(TASK REQUIREMENTS):
A: In the passage on the dowager princess, to which city did her son flee with his wife?
B: Transcribe the stretch of the passage on the dowager princess from "This meant that" through "coronation in 1610.".
C: Extend the passage on the dowager princess with the next part, beginning after its final sentence.

(PASSAGE FOR REVIEW):
******
This meant that at the wedding of her son Henri to his cousin Charlotte de Montmorency in 1609 she was not allowed to attend. When it became apparent that one of the reasons for the marriage was to enable the king access to her new daughter-in-law, she was charged by her son to keep a watchful eye on the young princess at Condés country estate. Eventually her son fled to Brussels with his wife to keep the king from making her his mistress.

Despite her son being in disfavor with the king the dowager princess was nevertheless seen as of sufficiently high rank to be one of the ladies allowed to carry the train of Marie de Medici at the queen's coronation in 1610.

After her son's arrest and imprisonment in the Bastille by the queen on the urging of his political enemy Concino Concinoi, the dowager princess had her carriage readied and riding out into the streets of Paris and shouted that her son had been assassinated and thus incited a mob to sack the Concinis house.
******
(SUPPLIED RECORDS):
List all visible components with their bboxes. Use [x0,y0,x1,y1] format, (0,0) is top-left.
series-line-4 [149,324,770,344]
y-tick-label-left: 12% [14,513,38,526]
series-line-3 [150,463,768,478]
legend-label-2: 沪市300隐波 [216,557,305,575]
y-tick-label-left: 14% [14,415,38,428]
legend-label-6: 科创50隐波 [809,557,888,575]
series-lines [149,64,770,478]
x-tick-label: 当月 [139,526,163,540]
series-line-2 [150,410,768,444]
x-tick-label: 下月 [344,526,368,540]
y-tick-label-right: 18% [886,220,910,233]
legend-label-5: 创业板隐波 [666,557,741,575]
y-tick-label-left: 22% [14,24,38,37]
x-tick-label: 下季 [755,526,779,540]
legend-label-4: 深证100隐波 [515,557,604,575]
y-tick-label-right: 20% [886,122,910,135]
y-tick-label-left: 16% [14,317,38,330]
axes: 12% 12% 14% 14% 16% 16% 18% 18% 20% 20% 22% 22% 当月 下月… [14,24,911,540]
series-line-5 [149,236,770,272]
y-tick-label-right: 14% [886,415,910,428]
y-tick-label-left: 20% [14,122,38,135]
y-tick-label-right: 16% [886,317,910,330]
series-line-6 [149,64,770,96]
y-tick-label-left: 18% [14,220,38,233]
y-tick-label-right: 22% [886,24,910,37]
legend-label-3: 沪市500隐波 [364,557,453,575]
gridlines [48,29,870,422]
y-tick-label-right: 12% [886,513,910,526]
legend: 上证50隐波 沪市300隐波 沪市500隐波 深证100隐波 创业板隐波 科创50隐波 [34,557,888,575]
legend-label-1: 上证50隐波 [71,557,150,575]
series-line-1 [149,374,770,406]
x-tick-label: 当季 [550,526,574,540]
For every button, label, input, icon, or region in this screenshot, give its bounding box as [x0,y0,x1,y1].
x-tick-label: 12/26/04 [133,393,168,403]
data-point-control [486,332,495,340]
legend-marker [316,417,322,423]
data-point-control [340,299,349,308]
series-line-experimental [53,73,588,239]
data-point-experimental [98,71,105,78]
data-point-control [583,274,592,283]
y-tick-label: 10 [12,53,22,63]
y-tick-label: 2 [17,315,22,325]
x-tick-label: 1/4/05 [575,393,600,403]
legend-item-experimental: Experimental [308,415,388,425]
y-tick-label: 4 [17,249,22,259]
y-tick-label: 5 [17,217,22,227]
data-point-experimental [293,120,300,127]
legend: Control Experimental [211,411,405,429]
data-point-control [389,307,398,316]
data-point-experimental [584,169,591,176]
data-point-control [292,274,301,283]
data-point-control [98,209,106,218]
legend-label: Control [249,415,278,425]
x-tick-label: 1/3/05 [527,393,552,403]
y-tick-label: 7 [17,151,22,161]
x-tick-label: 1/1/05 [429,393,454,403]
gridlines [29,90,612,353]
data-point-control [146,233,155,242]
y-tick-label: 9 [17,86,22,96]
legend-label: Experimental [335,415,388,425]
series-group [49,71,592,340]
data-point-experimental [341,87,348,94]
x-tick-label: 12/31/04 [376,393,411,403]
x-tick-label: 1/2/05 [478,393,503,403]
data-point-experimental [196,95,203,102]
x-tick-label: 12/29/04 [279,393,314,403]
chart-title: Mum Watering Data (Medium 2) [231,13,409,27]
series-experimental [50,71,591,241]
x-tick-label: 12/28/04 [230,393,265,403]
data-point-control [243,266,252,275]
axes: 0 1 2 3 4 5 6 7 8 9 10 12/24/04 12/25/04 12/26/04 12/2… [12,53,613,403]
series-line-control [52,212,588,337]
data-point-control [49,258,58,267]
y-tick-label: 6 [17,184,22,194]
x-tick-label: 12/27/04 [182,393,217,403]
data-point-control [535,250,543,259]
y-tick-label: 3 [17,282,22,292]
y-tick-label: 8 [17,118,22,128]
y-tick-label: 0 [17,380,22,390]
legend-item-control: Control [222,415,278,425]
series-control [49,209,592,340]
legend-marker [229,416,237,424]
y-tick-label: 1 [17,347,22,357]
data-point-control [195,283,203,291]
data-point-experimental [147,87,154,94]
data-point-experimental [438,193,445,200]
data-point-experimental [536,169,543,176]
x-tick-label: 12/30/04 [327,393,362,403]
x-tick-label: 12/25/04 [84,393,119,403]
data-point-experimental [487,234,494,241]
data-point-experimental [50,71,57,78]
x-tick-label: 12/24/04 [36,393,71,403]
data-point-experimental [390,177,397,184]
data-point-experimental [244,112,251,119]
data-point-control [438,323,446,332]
******
(ANSWERS TO THE TASKS):
A: Brussels.

B:
This meant that at the wedding of her son Henri to his cousin Charlotte de Montmorency in 1609 she was not allowed to attend. When it became apparent that one of the reasons for the marriage was to enable the king access to her new daughter-in-law, she was charged by her son to keep a watchful eye on the young princess at Condés country estate. Eventually her son fled to Brussels with his wife to keep the king from making her his mistress.

Despite her son being in disfavor with the king the dowager princess was nevertheless seen as of sufficiently high rank to be one of the ladies allowed to carry the train of Marie de Medici at the queen's coronation in 1610.

C:
== Death ==
Charlotte Catherine died in 1629 at the Hotel de Condé.

Charlotte Catherine was buried at the (demolished in the 19th century) church of the Sainte-Claire de l'Ave Maria monastery (monastère Sainte-Claire de l'Ave Maria), situated not far from the Hôtel de Sens in Paris.

==Issue==
- Éléonore de Bourbon (30 April 1587-20 January 1619) married Philip William, Prince of Orange, no issue;
- Henri de Bourbon, Prince of Condé (1 September 1588-26 December 1646) married Charlotte Marguerite de Montmorency and had issue including le Grand Condé.